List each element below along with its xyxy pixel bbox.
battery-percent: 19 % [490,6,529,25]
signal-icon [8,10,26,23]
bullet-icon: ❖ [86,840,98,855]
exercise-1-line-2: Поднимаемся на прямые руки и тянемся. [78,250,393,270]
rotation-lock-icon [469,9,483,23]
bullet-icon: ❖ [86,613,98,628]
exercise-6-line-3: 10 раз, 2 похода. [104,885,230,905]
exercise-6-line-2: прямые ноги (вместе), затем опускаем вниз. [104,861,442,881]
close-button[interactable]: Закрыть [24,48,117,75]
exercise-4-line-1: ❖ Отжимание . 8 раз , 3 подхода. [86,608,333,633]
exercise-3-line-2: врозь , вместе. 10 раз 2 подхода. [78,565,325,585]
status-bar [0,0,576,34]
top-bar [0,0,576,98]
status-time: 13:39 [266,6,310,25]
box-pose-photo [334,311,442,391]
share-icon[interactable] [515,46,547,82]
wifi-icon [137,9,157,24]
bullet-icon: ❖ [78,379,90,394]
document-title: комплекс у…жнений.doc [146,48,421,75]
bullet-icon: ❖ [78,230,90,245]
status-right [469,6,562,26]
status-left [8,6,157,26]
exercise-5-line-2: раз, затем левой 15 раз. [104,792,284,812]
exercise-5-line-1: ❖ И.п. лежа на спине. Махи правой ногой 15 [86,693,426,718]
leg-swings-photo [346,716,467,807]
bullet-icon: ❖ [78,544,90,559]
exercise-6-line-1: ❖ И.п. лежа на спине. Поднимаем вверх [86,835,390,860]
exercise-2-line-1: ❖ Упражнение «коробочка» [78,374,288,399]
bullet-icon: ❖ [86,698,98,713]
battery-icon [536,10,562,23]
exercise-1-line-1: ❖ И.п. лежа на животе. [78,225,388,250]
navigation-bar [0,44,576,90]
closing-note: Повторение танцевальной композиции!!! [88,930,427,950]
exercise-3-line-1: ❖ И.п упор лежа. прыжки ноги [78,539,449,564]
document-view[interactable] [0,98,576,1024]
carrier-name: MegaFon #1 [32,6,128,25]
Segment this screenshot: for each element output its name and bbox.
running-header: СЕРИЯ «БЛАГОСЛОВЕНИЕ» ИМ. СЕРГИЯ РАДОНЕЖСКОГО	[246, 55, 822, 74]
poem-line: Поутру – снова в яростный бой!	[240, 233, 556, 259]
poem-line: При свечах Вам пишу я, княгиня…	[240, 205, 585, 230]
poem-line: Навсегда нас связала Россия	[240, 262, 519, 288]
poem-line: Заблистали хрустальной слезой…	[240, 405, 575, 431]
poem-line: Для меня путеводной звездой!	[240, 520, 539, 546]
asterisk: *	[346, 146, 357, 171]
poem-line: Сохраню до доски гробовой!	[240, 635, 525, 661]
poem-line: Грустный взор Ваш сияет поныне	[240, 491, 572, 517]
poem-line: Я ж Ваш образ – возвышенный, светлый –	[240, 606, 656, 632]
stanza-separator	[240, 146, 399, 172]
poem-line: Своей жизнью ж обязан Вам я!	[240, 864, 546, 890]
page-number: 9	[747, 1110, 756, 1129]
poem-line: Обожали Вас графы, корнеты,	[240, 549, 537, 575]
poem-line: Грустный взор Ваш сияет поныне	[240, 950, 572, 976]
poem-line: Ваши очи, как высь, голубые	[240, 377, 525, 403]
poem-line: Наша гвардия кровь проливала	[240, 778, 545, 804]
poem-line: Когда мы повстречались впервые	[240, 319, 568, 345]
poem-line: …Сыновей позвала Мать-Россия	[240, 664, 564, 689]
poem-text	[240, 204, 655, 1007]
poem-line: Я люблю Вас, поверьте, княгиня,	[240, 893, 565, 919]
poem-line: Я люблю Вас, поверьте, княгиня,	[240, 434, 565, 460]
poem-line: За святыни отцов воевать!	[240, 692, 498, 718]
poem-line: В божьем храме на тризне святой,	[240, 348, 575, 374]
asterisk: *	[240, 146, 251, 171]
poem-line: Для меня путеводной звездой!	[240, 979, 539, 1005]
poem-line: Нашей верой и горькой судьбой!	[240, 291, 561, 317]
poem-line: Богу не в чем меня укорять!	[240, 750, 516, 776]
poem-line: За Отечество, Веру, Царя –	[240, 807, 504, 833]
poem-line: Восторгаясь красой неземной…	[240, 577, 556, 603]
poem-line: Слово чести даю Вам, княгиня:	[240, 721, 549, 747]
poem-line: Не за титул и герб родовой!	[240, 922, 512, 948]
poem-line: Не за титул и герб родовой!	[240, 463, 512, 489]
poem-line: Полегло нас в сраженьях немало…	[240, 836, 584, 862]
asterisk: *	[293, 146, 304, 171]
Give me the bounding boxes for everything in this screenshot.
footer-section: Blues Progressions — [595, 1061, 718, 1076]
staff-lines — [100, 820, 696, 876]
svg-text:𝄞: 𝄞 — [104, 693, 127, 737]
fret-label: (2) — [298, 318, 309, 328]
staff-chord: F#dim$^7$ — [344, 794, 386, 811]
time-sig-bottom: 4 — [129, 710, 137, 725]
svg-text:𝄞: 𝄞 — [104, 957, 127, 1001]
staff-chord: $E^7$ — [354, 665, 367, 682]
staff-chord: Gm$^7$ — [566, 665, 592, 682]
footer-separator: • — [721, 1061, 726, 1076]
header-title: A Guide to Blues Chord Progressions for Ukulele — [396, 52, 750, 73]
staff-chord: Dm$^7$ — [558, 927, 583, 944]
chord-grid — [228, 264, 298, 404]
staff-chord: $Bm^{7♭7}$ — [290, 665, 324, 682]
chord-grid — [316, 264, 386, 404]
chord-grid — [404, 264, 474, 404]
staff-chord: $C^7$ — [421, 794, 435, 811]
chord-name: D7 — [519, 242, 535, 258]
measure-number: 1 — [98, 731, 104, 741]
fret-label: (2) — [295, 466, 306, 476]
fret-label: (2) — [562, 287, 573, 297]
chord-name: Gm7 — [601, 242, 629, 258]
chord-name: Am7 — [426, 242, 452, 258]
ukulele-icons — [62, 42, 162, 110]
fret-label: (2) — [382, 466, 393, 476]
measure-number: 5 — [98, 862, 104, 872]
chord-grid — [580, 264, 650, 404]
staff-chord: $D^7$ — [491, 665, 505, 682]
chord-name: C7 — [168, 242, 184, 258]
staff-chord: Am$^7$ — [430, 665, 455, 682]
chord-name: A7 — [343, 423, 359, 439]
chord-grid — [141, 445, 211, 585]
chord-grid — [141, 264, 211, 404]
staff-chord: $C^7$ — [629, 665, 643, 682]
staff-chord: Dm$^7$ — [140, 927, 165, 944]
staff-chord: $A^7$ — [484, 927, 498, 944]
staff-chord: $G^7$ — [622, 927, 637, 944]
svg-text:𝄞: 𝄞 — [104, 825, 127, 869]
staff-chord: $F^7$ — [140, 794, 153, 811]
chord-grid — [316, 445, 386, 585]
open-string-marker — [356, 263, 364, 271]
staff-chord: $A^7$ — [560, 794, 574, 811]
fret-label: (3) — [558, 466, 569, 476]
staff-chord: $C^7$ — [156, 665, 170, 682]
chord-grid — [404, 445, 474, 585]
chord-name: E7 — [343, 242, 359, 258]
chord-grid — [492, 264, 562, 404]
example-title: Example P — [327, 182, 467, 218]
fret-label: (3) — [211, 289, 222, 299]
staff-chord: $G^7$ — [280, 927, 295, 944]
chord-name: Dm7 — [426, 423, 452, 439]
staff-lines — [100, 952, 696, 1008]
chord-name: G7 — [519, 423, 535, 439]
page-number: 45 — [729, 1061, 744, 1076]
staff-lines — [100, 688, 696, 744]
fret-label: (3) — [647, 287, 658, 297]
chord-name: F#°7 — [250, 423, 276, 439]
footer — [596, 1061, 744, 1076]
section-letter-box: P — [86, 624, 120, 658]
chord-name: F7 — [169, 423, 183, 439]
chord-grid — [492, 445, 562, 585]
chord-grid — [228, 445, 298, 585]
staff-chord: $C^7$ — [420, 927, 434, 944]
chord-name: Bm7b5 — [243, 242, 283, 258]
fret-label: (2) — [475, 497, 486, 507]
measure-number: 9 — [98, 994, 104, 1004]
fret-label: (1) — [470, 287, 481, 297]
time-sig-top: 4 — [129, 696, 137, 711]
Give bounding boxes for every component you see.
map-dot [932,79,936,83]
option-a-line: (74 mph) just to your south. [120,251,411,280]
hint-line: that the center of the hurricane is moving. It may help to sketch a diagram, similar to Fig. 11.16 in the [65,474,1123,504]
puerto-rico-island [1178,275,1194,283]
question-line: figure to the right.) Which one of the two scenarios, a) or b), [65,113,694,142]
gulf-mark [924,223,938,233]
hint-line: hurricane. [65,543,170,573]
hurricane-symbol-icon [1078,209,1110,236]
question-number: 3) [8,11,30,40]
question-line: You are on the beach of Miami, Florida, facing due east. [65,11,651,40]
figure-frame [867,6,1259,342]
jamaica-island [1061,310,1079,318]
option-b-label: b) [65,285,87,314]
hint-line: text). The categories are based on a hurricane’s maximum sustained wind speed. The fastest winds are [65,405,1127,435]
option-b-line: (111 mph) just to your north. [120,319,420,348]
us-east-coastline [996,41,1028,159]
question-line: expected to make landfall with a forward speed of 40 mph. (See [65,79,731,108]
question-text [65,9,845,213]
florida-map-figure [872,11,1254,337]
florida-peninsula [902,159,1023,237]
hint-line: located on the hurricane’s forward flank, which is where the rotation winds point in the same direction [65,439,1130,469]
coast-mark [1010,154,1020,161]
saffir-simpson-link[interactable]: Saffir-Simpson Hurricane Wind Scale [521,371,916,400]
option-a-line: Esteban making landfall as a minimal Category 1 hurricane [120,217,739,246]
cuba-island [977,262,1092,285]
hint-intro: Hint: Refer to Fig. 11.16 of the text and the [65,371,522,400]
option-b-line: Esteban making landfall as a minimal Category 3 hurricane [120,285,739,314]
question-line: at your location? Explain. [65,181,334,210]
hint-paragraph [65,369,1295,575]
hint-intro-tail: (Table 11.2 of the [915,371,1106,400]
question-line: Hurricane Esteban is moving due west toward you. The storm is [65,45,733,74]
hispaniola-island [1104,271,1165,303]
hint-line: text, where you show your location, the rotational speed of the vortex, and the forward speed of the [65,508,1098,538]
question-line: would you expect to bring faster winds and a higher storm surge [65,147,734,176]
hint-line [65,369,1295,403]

::::::::

EXERCISE OBJECTIVE
Show each line above that contains the word "separator", copying every such line in full. Case counts.

SOLUTION TO THE EXERCISE
stanza-separator	[240, 146, 399, 172]
footer-separator: • — [721, 1061, 726, 1076]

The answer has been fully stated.